■ The problem:
Extract every line where the string "horizontal" appears.

* Start Stored data *

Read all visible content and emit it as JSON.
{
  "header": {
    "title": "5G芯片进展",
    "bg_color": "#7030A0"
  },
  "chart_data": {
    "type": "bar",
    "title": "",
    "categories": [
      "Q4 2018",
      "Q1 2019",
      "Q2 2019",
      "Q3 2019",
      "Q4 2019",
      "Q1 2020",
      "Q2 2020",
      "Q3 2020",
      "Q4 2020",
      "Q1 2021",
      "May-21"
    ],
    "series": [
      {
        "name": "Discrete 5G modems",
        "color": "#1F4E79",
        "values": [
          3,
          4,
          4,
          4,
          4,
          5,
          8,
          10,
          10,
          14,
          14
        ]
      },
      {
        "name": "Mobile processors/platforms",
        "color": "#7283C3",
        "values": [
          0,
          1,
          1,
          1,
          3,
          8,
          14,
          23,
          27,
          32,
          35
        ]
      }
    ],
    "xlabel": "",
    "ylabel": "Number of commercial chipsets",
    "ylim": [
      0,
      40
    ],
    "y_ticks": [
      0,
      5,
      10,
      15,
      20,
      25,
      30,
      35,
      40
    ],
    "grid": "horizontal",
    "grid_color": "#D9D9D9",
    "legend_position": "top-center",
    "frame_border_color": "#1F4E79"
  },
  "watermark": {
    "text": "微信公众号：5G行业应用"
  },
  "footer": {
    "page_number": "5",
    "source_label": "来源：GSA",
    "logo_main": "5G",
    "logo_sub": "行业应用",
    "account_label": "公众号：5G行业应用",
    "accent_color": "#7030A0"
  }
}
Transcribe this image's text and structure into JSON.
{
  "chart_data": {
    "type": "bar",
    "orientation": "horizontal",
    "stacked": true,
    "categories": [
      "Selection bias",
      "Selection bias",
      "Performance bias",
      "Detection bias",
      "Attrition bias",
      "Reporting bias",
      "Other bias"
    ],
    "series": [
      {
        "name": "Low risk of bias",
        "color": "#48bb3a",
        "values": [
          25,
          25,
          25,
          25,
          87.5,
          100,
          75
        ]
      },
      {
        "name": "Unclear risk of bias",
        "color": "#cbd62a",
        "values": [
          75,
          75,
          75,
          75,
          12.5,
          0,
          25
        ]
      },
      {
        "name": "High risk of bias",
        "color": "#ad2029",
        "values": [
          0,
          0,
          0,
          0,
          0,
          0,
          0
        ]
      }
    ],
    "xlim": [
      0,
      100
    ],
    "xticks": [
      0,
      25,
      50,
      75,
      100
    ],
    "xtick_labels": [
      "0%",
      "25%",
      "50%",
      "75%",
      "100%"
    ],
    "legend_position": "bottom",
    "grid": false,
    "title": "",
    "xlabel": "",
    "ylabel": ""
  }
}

* End Stored data *

■ Result of the exercise:
    "grid": "horizontal",
    "orientation": "horizontal",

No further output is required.